━━ GIVEN DATA

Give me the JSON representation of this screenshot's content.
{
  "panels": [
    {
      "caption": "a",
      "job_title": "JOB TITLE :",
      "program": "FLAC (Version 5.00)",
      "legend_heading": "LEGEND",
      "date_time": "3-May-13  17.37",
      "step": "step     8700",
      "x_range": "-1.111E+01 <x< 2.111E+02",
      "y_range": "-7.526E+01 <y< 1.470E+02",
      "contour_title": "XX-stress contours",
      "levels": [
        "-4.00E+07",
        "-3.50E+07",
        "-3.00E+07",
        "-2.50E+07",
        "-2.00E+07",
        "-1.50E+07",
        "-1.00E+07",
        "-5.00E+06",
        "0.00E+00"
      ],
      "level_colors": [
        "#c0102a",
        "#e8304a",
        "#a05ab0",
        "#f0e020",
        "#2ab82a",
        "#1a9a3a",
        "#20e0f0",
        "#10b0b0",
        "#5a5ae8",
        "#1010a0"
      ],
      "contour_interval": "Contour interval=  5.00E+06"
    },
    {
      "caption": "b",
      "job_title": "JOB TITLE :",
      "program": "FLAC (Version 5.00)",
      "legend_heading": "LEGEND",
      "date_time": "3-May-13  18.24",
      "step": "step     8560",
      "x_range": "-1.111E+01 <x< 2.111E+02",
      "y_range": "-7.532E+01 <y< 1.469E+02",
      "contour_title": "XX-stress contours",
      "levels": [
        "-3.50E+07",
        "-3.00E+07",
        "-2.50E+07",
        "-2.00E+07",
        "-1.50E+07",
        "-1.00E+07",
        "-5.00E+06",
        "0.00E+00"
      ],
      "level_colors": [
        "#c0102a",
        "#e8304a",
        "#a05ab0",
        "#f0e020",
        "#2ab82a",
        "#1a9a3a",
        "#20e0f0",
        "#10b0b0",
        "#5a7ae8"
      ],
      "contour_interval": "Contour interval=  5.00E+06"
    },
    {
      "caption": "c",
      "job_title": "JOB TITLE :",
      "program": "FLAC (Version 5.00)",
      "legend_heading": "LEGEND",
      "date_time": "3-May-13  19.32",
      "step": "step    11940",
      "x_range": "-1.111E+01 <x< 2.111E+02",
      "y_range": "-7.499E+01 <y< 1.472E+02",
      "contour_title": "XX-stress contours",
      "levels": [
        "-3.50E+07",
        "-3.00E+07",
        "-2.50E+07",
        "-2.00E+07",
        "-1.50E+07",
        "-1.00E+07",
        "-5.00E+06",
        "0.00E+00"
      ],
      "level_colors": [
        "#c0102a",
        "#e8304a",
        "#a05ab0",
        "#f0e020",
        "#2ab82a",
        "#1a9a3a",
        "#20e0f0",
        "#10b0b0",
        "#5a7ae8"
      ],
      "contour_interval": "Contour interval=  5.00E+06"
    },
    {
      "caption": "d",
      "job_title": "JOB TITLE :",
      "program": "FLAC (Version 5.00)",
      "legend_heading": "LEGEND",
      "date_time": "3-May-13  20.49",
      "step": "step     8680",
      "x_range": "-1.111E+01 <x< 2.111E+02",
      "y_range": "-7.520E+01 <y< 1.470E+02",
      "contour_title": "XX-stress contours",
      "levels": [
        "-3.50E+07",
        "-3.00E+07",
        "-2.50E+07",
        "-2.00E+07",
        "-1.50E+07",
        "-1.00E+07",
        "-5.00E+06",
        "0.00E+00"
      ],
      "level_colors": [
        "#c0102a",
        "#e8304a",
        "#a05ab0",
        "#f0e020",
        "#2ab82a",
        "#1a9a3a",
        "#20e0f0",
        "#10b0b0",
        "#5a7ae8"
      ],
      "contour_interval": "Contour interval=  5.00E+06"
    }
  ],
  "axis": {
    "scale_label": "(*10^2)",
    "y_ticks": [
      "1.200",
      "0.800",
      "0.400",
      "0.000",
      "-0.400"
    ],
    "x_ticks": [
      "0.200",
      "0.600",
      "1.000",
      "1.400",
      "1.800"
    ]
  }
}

━━━━

WHAT IS NEEDED> Return each entry from above without altering a single character.

WRITTEN REPLY>
Give me the JSON representation of this screenshot's content.
{
  "panels": [
    {
      "caption": "a",
      "job_title": "JOB TITLE :",
      "program": "FLAC (Version 5.00)",
      "legend_heading": "LEGEND",
      "date_time": "3-May-13  17.37",
      "step": "step     8700",
      "x_range": "-1.111E+01 <x< 2.111E+02",
      "y_range": "-7.526E+01 <y< 1.470E+02",
      "contour_title": "XX-stress contours",
      "levels": [
        "-4.00E+07",
        "-3.50E+07",
        "-3.00E+07",
        "-2.50E+07",
        "-2.00E+07",
        "-1.50E+07",
        "-1.00E+07",
        "-5.00E+06",
        "0.00E+00"
      ],
      "level_colors": [
        "#c0102a",
        "#e8304a",
        "#a05ab0",
        "#f0e020",
        "#2ab82a",
        "#1a9a3a",
        "#20e0f0",
        "#10b0b0",
        "#5a5ae8",
        "#1010a0"
      ],
      "contour_interval": "Contour interval=  5.00E+06"
    },
    {
      "caption": "b",
      "job_title": "JOB TITLE :",
      "program": "FLAC (Version 5.00)",
      "legend_heading": "LEGEND",
      "date_time": "3-May-13  18.24",
      "step": "step     8560",
      "x_range": "-1.111E+01 <x< 2.111E+02",
      "y_range": "-7.532E+01 <y< 1.469E+02",
      "contour_title": "XX-stress contours",
      "levels": [
        "-3.50E+07",
        "-3.00E+07",
        "-2.50E+07",
        "-2.00E+07",
        "-1.50E+07",
        "-1.00E+07",
        "-5.00E+06",
        "0.00E+00"
      ],
      "level_colors": [
        "#c0102a",
        "#e8304a",
        "#a05ab0",
        "#f0e020",
        "#2ab82a",
        "#1a9a3a",
        "#20e0f0",
        "#10b0b0",
        "#5a7ae8"
      ],
      "contour_interval": "Contour interval=  5.00E+06"
    },
    {
      "caption": "c",
      "job_title": "JOB TITLE :",
      "program": "FLAC (Version 5.00)",
      "legend_heading": "LEGEND",
      "date_time": "3-May-13  19.32",
      "step": "step    11940",
      "x_range": "-1.111E+01 <x< 2.111E+02",
      "y_range": "-7.499E+01 <y< 1.472E+02",
      "contour_title": "XX-stress contours",
      "levels": [
        "-3.50E+07",
        "-3.00E+07",
        "-2.50E+07",
        "-2.00E+07",
        "-1.50E+07",
        "-1.00E+07",
        "-5.00E+06",
        "0.00E+00"
      ],
      "level_colors": [
        "#c0102a",
        "#e8304a",
        "#a05ab0",
        "#f0e020",
        "#2ab82a",
        "#1a9a3a",
        "#20e0f0",
        "#10b0b0",
        "#5a7ae8"
      ],
      "contour_interval": "Contour interval=  5.00E+06"
    },
    {
      "caption": "d",
      "job_title": "JOB TITLE :",
      "program": "FLAC (Version 5.00)",
      "legend_heading": "LEGEND",
      "date_time": "3-May-13  20.49",
      "step": "step     8680",
      "x_range": "-1.111E+01 <x< 2.111E+02",
      "y_range": "-7.520E+01 <y< 1.470E+02",
      "contour_title": "XX-stress contours",
      "levels": [
        "-3.50E+07",
        "-3.00E+07",
        "-2.50E+07",
        "-2.00E+07",
        "-1.50E+07",
        "-1.00E+07",
        "-5.00E+06",
        "0.00E+00"
      ],
      "level_colors": [
        "#c0102a",
        "#e8304a",
        "#a05ab0",
        "#f0e020",
        "#2ab82a",
        "#1a9a3a",
        "#20e0f0",
        "#10b0b0",
        "#5a7ae8"
      ],
      "contour_interval": "Contour interval=  5.00E+06"
    }
  ],
  "axis": {
    "scale_label": "(*10^2)",
    "y_ticks": [
      "1.200",
      "0.800",
      "0.400",
      "0.000",
      "-0.400"
    ],
    "x_ticks": [
      "0.200",
      "0.600",
      "1.000",
      "1.400",
      "1.800"
    ]
  }
}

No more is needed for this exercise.